**Your instructions**:
Keep only the lines of the listing that include the word "JSON", and copy them.

-- Start of Material for this task --

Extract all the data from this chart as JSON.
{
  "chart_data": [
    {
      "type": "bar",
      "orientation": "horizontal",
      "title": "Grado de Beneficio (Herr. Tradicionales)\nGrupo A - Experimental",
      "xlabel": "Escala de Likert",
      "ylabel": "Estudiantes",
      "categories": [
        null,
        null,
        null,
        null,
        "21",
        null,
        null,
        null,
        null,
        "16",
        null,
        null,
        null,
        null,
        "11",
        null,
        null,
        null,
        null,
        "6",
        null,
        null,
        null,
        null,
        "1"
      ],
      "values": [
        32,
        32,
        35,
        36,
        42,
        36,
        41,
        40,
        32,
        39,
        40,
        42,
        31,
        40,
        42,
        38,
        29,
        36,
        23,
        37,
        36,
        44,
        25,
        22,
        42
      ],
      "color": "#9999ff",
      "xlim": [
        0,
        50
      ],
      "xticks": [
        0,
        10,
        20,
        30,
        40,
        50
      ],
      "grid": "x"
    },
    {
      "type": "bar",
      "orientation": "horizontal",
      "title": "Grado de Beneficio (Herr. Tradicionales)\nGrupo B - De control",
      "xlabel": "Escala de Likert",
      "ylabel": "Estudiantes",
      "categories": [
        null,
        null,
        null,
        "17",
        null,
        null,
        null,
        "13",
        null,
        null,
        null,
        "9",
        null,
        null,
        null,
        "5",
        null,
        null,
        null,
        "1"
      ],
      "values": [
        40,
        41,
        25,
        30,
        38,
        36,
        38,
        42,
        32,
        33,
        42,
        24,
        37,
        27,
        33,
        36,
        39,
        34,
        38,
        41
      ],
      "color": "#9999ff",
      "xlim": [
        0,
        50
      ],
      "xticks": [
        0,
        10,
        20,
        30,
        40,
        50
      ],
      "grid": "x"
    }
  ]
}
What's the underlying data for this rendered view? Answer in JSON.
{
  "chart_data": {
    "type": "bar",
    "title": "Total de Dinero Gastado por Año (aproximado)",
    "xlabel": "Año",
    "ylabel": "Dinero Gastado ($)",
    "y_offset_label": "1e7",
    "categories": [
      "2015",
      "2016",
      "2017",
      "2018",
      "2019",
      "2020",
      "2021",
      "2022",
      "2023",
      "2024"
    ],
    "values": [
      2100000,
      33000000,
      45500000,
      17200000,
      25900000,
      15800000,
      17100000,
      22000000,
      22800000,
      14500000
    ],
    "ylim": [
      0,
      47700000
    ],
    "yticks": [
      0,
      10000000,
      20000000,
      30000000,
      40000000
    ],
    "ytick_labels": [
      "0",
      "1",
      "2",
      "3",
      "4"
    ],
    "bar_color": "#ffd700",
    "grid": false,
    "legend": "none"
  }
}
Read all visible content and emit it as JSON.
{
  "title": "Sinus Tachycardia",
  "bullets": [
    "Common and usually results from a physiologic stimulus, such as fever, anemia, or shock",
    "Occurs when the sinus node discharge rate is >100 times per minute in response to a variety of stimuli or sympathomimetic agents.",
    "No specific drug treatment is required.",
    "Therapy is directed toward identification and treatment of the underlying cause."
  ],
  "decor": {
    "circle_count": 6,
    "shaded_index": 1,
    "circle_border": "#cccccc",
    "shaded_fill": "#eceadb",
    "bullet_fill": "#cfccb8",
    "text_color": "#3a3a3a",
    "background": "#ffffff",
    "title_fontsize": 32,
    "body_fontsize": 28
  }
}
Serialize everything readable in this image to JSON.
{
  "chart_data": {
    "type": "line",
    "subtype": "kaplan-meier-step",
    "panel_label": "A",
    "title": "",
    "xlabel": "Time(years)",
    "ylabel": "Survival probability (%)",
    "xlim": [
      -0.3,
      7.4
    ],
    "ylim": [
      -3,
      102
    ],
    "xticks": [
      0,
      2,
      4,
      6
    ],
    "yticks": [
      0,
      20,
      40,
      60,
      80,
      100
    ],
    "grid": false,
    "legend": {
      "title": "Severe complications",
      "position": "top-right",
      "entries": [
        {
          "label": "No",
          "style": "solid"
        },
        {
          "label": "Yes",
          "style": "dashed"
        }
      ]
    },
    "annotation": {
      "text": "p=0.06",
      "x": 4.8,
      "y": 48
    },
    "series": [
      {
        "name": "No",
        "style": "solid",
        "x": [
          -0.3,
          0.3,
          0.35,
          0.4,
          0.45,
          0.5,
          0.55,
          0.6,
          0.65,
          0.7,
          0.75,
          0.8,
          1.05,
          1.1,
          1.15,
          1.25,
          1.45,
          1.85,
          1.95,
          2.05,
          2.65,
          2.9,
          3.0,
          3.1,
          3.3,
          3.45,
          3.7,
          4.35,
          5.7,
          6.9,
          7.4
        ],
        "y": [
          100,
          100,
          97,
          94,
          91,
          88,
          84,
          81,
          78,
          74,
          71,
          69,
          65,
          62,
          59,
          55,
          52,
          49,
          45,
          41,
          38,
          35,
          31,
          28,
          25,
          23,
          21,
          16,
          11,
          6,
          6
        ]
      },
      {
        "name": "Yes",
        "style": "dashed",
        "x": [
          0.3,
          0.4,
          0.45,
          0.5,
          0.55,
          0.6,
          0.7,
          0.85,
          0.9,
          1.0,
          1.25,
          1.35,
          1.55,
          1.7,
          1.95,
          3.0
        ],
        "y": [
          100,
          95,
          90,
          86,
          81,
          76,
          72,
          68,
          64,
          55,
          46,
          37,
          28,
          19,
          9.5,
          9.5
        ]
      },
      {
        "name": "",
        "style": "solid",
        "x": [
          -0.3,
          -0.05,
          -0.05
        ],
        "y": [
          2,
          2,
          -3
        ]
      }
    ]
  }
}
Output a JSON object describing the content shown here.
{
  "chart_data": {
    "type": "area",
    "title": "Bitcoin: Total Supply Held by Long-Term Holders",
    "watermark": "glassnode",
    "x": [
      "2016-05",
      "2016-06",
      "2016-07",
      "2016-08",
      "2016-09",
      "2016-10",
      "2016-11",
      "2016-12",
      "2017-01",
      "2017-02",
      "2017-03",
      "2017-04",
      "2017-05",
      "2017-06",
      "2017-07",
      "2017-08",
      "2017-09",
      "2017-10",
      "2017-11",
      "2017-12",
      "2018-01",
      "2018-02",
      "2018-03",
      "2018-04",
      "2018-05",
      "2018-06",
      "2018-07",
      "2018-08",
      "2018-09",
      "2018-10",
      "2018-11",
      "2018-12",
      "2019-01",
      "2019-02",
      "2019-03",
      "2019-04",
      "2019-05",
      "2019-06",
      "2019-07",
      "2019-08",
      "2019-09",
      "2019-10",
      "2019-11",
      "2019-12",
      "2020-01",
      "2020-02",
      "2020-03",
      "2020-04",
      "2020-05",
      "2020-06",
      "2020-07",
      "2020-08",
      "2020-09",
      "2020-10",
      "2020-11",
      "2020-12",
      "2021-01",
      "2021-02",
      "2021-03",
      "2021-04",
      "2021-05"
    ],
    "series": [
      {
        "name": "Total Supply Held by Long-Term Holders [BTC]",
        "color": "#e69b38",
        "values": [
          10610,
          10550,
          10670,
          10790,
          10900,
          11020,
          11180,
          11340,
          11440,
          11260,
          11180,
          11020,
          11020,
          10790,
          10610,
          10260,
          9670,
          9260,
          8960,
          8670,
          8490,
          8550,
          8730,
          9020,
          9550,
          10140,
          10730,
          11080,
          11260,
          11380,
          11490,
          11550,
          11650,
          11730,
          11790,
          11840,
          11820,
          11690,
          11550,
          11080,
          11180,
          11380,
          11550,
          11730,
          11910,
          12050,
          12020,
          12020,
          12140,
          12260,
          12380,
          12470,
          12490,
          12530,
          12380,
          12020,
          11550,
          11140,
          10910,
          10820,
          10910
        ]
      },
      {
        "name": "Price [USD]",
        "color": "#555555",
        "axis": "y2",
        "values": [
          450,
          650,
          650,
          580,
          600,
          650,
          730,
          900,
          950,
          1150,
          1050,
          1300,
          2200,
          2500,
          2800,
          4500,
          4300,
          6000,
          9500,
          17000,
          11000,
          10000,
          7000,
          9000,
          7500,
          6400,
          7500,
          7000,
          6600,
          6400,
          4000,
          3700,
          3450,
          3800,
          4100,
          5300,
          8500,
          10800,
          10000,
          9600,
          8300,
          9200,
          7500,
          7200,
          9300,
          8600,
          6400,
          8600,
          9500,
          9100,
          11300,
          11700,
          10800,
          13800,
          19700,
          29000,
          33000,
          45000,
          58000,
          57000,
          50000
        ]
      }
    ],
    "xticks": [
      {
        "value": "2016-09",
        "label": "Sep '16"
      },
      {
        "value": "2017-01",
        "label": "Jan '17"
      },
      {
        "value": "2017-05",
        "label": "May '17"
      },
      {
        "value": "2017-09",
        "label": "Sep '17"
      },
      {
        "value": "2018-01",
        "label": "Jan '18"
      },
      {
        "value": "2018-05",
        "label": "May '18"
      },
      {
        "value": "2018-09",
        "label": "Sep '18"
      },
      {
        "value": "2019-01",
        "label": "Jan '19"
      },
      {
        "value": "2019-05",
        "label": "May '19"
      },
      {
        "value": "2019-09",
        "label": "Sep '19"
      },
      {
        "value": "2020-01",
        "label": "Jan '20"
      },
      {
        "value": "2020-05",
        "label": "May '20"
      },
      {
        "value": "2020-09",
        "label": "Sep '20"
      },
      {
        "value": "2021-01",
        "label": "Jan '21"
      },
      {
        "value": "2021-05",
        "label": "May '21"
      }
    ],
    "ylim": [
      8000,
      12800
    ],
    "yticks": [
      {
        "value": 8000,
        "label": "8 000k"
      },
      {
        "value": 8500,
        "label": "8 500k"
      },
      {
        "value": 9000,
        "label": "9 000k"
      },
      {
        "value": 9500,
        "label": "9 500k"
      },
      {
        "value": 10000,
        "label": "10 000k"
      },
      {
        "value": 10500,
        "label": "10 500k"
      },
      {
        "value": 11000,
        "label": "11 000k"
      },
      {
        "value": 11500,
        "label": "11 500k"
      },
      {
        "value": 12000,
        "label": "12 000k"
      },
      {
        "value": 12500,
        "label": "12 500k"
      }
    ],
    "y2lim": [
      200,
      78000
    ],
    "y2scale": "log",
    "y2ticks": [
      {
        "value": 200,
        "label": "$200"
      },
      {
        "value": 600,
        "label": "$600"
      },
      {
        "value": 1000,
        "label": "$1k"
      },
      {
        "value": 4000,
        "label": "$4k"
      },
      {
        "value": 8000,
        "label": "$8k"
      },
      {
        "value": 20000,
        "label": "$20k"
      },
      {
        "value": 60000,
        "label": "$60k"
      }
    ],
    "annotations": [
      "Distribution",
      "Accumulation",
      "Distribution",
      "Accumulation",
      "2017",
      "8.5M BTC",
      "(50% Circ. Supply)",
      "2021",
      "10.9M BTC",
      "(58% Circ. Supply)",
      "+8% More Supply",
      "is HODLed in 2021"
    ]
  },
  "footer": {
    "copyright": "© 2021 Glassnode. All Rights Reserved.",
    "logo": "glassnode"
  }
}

-- End of Material for this task --

**Task solution**:
Extract all the data from this chart as JSON.
What's the underlying data for this rendered view? Answer in JSON.
Read all visible content and emit it as JSON.
Serialize everything readable in this image to JSON.
Output a JSON object describing the content shown here.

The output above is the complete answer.